§ EXERCISE OBJECTIVE: Without including any pictures, write out the listing below exactly.

§ DATA EXTRACT:
=====

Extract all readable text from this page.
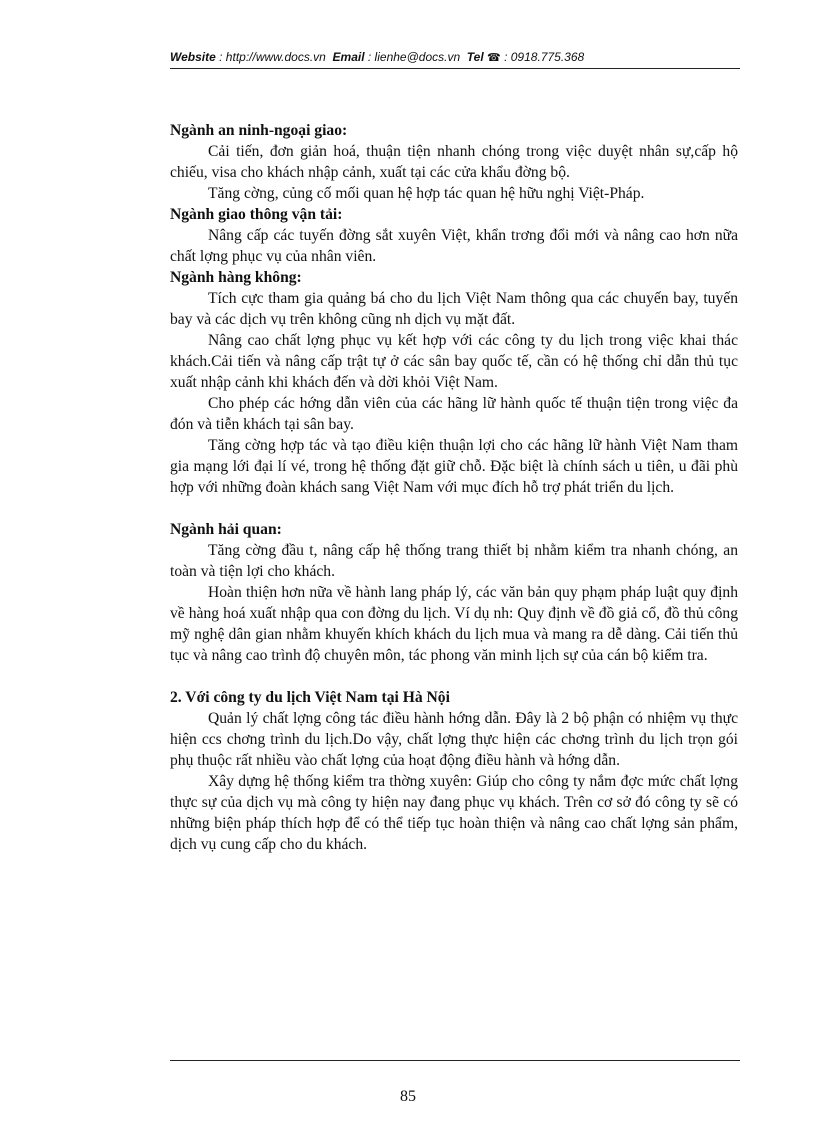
Website : http://www.docs.vn Email : lienhe@docs.vn Tel ☎ : 0918.775.368

Ngành an ninh-ngoại giao:

Cải tiến, đơn giản hoá, thuận tiện nhanh chóng trong việc duyệt nhân sự,cấp hộ chiếu, visa cho khách nhập cảnh, xuất tại các cửa khẩu đờng bộ.

Tăng cờng, củng cố mối quan hệ hợp tác quan hệ hữu nghị Việt-Pháp.

Ngành giao thông vận tải:

Nâng cấp các tuyến đờng sắt xuyên Việt, khẩn trơng đổi mới và nâng cao hơn nữa chất lợng phục vụ của nhân viên.

Ngành hàng không:

Tích cực tham gia quảng bá cho du lịch Việt Nam thông qua các chuyến bay, tuyến bay và các dịch vụ trên không cũng nh dịch vụ mặt đất.

Nâng cao chất lợng phục vụ kết hợp với các công ty du lịch trong việc khai thác khách.Cải tiến và nâng cấp trật tự ở các sân bay quốc tế, cần có hệ thống chỉ dẫn thủ tục xuất nhập cảnh khi khách đến và dời khỏi Việt Nam.

Cho phép các hớng dẫn viên của các hãng lữ hành quốc tế thuận tiện trong việc đa đón và tiễn khách tại sân bay.

Tăng cờng hợp tác và tạo điều kiện thuận lợi cho các hãng lữ hành Việt Nam tham gia mạng lới đại lí vé, trong hệ thống đặt giữ chỗ. Đặc biệt là chính sách u tiên, u đãi phù hợp với những đoàn khách sang Việt Nam với mục đích hỗ trợ phát triển du lịch.

Ngành hải quan:

Tăng cờng đầu t, nâng cấp hệ thống trang thiết bị nhằm kiểm tra nhanh chóng, an toàn và tiện lợi cho khách.

Hoàn thiện hơn nữa về hành lang pháp lý, các văn bản quy phạm pháp luật quy định về hàng hoá xuất nhập qua con đờng du lịch. Ví dụ nh: Quy định về đồ giả cổ, đồ thủ công mỹ nghệ dân gian nhằm khuyến khích khách du lịch mua và mang ra dễ dàng. Cải tiến thủ tục và nâng cao trình độ chuyên môn, tác phong văn minh lịch sự của cán bộ kiểm tra.

2. Với công ty du lịch Việt Nam tại Hà Nội

Quản lý chất lợng công tác điều hành hớng dẫn. Đây là 2 bộ phận có nhiệm vụ thực hiện ccs chơng trình du lịch.Do vậy, chất lợng thực hiện các chơng trình du lịch trọn gói phụ thuộc rất nhiều vào chất lợng của hoạt động điều hành và hớng dẫn.

Xây dựng hệ thống kiểm tra thờng xuyên: Giúp cho công ty nắm đợc mức chất lợng thực sự của dịch vụ mà công ty hiện nay đang phục vụ khách. Trên cơ sở đó công ty sẽ có những biện pháp thích hợp để có thể tiếp tục hoàn thiện và nâng cao chất lợng sản phẩm, dịch vụ cung cấp cho du khách.

85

=====

§ THE RESPONSE:
Extract all readable text from this page.
Website : http://www.docs.vn Email : lienhe@docs.vn Tel ☎ : 0918.775.368

Ngành an ninh-ngoại giao:

Cải tiến, đơn giản hoá, thuận tiện nhanh chóng trong việc duyệt nhân sự,cấp hộ chiếu, visa cho khách nhập cảnh, xuất tại các cửa khẩu đờng bộ.

Tăng cờng, củng cố mối quan hệ hợp tác quan hệ hữu nghị Việt-Pháp.

Ngành giao thông vận tải:

Nâng cấp các tuyến đờng sắt xuyên Việt, khẩn trơng đổi mới và nâng cao hơn nữa chất lợng phục vụ của nhân viên.

Ngành hàng không:

Tích cực tham gia quảng bá cho du lịch Việt Nam thông qua các chuyến bay, tuyến bay và các dịch vụ trên không cũng nh dịch vụ mặt đất.

Nâng cao chất lợng phục vụ kết hợp với các công ty du lịch trong việc khai thác khách.Cải tiến và nâng cấp trật tự ở các sân bay quốc tế, cần có hệ thống chỉ dẫn thủ tục xuất nhập cảnh khi khách đến và dời khỏi Việt Nam.

Cho phép các hớng dẫn viên của các hãng lữ hành quốc tế thuận tiện trong việc đa đón và tiễn khách tại sân bay.

Tăng cờng hợp tác và tạo điều kiện thuận lợi cho các hãng lữ hành Việt Nam tham gia mạng lới đại lí vé, trong hệ thống đặt giữ chỗ. Đặc biệt là chính sách u tiên, u đãi phù hợp với những đoàn khách sang Việt Nam với mục đích hỗ trợ phát triển du lịch.

Ngành hải quan:

Tăng cờng đầu t, nâng cấp hệ thống trang thiết bị nhằm kiểm tra nhanh chóng, an toàn và tiện lợi cho khách.

Hoàn thiện hơn nữa về hành lang pháp lý, các văn bản quy phạm pháp luật quy định về hàng hoá xuất nhập qua con đờng du lịch. Ví dụ nh: Quy định về đồ giả cổ, đồ thủ công mỹ nghệ dân gian nhằm khuyến khích khách du lịch mua và mang ra dễ dàng. Cải tiến thủ tục và nâng cao trình độ chuyên môn, tác phong văn minh lịch sự của cán bộ kiểm tra.

2. Với công ty du lịch Việt Nam tại Hà Nội

Quản lý chất lợng công tác điều hành hớng dẫn. Đây là 2 bộ phận có nhiệm vụ thực hiện ccs chơng trình du lịch.Do vậy, chất lợng thực hiện các chơng trình du lịch trọn gói phụ thuộc rất nhiều vào chất lợng của hoạt động điều hành và hớng dẫn.

Xây dựng hệ thống kiểm tra thờng xuyên: Giúp cho công ty nắm đợc mức chất lợng thực sự của dịch vụ mà công ty hiện nay đang phục vụ khách. Trên cơ sở đó công ty sẽ có những biện pháp thích hợp để có thể tiếp tục hoàn thiện và nâng cao chất lợng sản phẩm, dịch vụ cung cấp cho du khách.

85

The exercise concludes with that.